Without skipping anything, write out each record below exactly.

* **MATERIAL SUPPLIED**:

#####

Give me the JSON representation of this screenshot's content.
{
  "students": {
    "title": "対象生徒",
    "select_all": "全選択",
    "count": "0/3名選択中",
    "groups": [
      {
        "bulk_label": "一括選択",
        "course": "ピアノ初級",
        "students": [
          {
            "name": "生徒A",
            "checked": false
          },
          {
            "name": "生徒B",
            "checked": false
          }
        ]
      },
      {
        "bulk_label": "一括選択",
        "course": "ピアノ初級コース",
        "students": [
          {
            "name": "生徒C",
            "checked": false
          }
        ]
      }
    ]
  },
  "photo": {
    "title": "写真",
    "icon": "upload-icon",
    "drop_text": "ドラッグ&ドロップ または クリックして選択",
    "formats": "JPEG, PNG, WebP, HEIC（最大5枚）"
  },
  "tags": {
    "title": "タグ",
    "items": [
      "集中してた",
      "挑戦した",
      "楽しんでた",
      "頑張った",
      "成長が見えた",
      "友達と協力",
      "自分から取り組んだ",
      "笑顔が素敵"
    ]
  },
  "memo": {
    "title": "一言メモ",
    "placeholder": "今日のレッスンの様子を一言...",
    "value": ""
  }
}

#####

* **FINISHED TASK**:
Give me the JSON representation of this screenshot's content.
{
  "students": {
    "title": "対象生徒",
    "select_all": "全選択",
    "count": "0/3名選択中",
    "groups": [
      {
        "bulk_label": "一括選択",
        "course": "ピアノ初級",
        "students": [
          {
            "name": "生徒A",
            "checked": false
          },
          {
            "name": "生徒B",
            "checked": false
          }
        ]
      },
      {
        "bulk_label": "一括選択",
        "course": "ピアノ初級コース",
        "students": [
          {
            "name": "生徒C",
            "checked": false
          }
        ]
      }
    ]
  },
  "photo": {
    "title": "写真",
    "icon": "upload-icon",
    "drop_text": "ドラッグ&ドロップ または クリックして選択",
    "formats": "JPEG, PNG, WebP, HEIC（最大5枚）"
  },
  "tags": {
    "title": "タグ",
    "items": [
      "集中してた",
      "挑戦した",
      "楽しんでた",
      "頑張った",
      "成長が見えた",
      "友達と協力",
      "自分から取り組んだ",
      "笑顔が素敵"
    ]
  },
  "memo": {
    "title": "一言メモ",
    "placeholder": "今日のレッスンの様子を一言...",
    "value": ""
  }
}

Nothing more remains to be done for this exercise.